(Data entries)
+===+
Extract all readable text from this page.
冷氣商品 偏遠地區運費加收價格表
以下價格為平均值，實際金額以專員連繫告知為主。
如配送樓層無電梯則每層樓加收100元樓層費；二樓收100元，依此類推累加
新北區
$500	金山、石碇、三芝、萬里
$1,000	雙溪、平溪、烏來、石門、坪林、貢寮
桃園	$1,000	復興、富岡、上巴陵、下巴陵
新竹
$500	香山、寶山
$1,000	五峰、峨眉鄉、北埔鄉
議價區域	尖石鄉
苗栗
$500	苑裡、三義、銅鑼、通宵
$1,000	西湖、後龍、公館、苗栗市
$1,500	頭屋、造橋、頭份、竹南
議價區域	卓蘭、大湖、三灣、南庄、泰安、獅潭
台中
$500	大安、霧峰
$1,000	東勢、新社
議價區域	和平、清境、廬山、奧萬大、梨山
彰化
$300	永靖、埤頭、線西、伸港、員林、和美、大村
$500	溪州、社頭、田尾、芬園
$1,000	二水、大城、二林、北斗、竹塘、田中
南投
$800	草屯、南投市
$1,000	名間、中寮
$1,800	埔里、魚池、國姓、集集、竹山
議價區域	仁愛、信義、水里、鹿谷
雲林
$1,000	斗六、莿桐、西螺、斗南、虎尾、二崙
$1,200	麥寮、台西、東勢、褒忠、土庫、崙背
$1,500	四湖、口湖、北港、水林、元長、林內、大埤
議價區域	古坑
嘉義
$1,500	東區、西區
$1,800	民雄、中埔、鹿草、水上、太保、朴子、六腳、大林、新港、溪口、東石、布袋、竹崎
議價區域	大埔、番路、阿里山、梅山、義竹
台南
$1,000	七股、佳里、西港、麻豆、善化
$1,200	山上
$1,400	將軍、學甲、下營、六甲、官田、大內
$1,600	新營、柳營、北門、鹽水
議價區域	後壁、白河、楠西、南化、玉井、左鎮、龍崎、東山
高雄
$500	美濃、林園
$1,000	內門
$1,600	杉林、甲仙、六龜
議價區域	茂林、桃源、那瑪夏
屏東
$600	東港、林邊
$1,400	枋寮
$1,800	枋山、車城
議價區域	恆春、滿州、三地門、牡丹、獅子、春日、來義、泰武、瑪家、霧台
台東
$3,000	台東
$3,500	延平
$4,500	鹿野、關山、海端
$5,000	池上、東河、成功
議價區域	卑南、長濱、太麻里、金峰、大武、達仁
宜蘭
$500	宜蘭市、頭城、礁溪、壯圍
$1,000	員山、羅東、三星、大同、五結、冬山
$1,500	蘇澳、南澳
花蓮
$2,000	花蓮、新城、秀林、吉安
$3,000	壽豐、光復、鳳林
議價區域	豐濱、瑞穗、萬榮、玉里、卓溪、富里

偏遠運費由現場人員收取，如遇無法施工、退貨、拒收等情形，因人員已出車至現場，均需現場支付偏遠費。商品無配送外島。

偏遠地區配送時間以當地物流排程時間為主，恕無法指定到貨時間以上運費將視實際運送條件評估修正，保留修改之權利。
+===+
The request: Your answer should be a single number: the count of lines holding the word "議價區域".

The completed task: 11